--- start of Given data ---
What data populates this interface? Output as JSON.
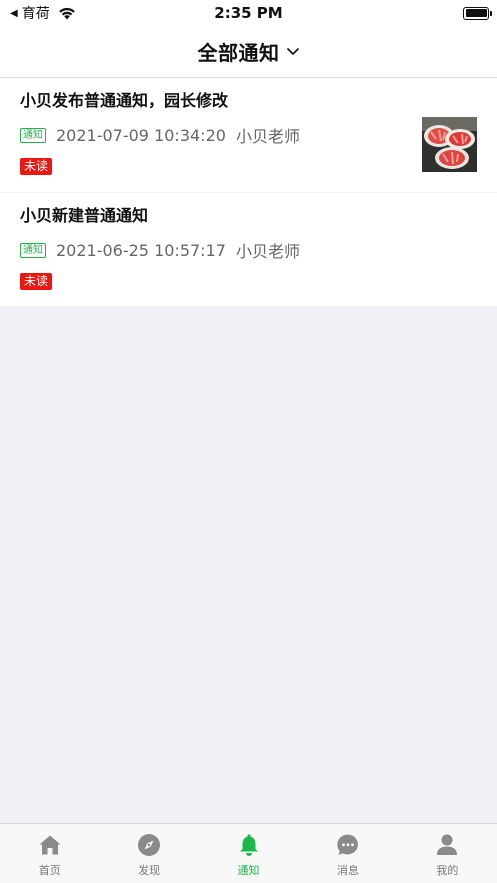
{
  "status_bar": {
    "back_app": "育荷",
    "time": "2:35 PM"
  },
  "header": {
    "title": "全部通知"
  },
  "notices": [
    {
      "title": "小贝发布普通通知，园长修改",
      "type_tag": "通知",
      "time": "2021-07-09 10:34:20",
      "author": "小贝老师",
      "status": "未读",
      "has_thumbnail": true
    },
    {
      "title": "小贝新建普通通知",
      "type_tag": "通知",
      "time": "2021-06-25 10:57:17",
      "author": "小贝老师",
      "status": "未读",
      "has_thumbnail": false
    }
  ],
  "tab_bar": {
    "items": [
      {
        "label": "首页",
        "icon": "home-icon"
      },
      {
        "label": "发现",
        "icon": "compass-icon"
      },
      {
        "label": "通知",
        "icon": "bell-icon",
        "active": true
      },
      {
        "label": "消息",
        "icon": "chat-bubble-icon"
      },
      {
        "label": "我的",
        "icon": "user-icon"
      }
    ]
  },
  "colors": {
    "accent_green": "#1cb84a",
    "unread_red": "#e9170f",
    "tag_green": "#27b04a"
  }
}
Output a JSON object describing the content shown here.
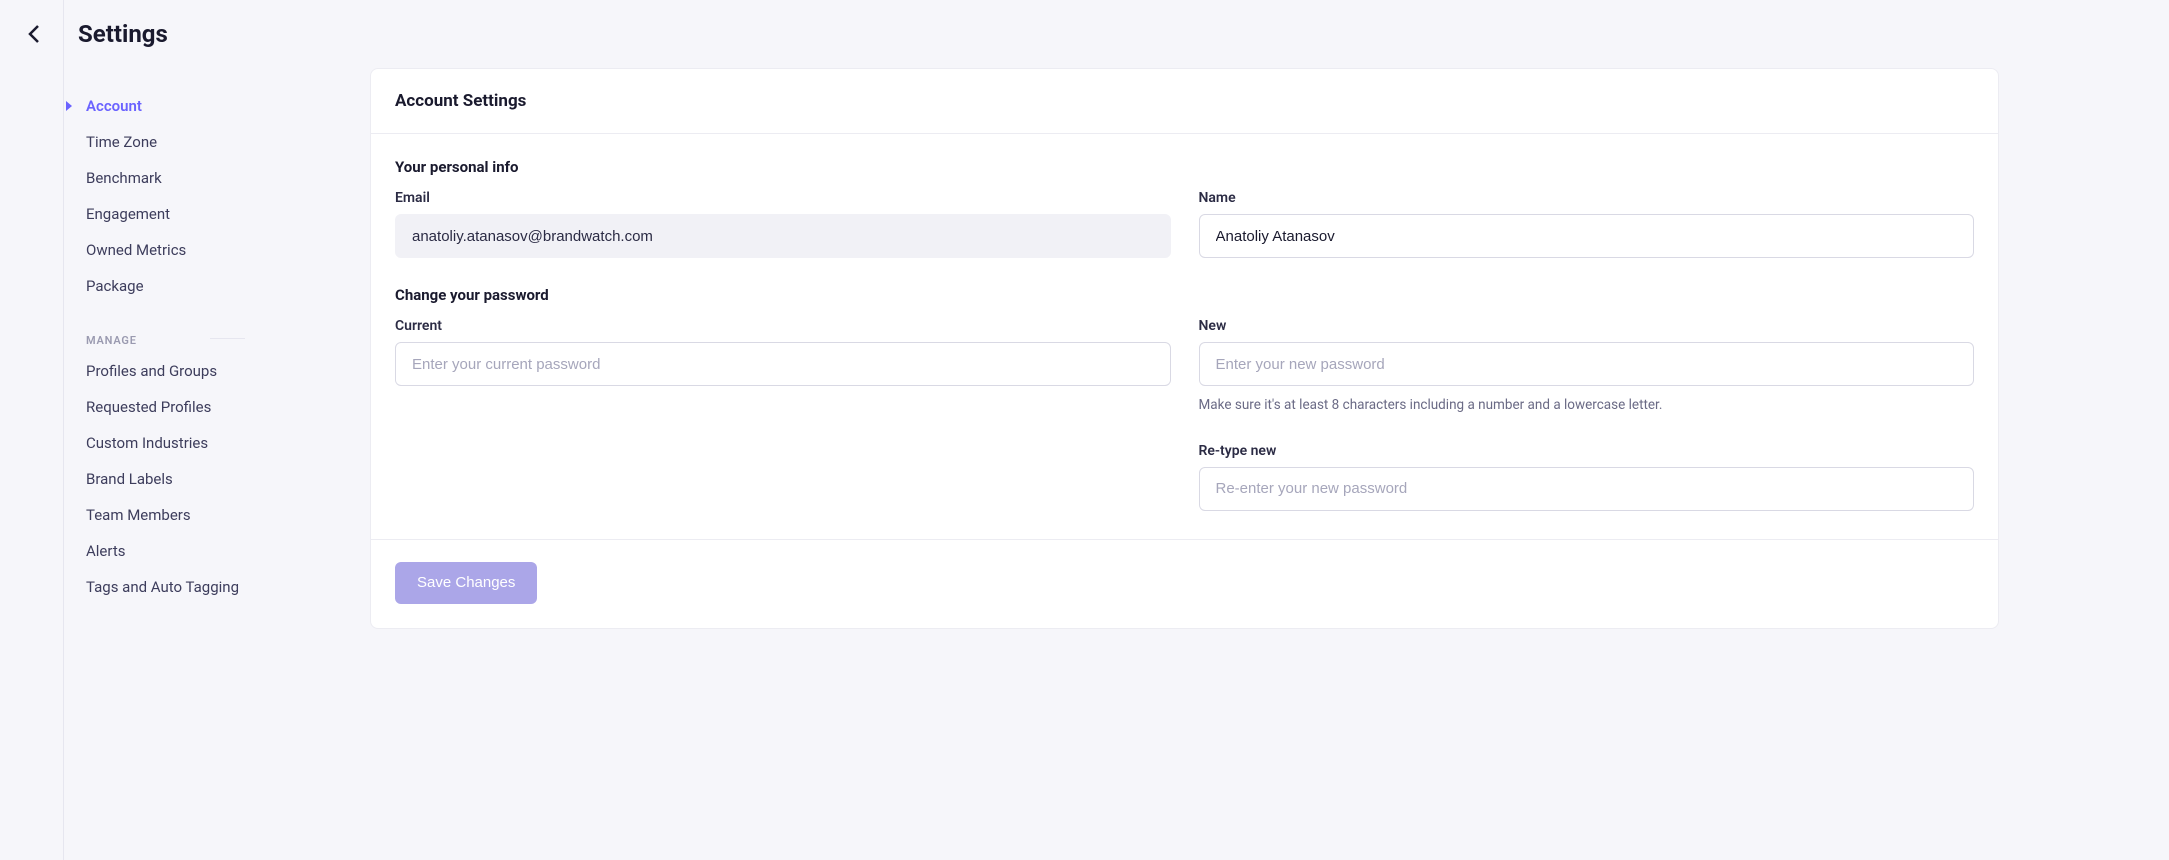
{
  "header": {
    "title": "Settings"
  },
  "sidebar": {
    "primary": [
      {
        "label": "Account",
        "active": true
      },
      {
        "label": "Time Zone",
        "active": false
      },
      {
        "label": "Benchmark",
        "active": false
      },
      {
        "label": "Engagement",
        "active": false
      },
      {
        "label": "Owned Metrics",
        "active": false
      },
      {
        "label": "Package",
        "active": false
      }
    ],
    "manage_header": "MANAGE",
    "manage": [
      {
        "label": "Profiles and Groups"
      },
      {
        "label": "Requested Profiles"
      },
      {
        "label": "Custom Industries"
      },
      {
        "label": "Brand Labels"
      },
      {
        "label": "Team Members"
      },
      {
        "label": "Alerts"
      },
      {
        "label": "Tags and Auto Tagging"
      }
    ]
  },
  "card": {
    "title": "Account Settings",
    "section_personal": "Your personal info",
    "email_label": "Email",
    "email_value": "anatoliy.atanasov@brandwatch.com",
    "name_label": "Name",
    "name_value": "Anatoliy Atanasov",
    "section_password": "Change your password",
    "current_label": "Current",
    "current_placeholder": "Enter your current password",
    "new_label": "New",
    "new_placeholder": "Enter your new password",
    "new_helper": "Make sure it's at least 8 characters including a number and a lowercase letter.",
    "retype_label": "Re-type new",
    "retype_placeholder": "Re-enter your new password",
    "save_label": "Save Changes"
  }
}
--- end of Given data ---
Work out the number of lines in this listing that include the word "Output". Reply with that number only.

2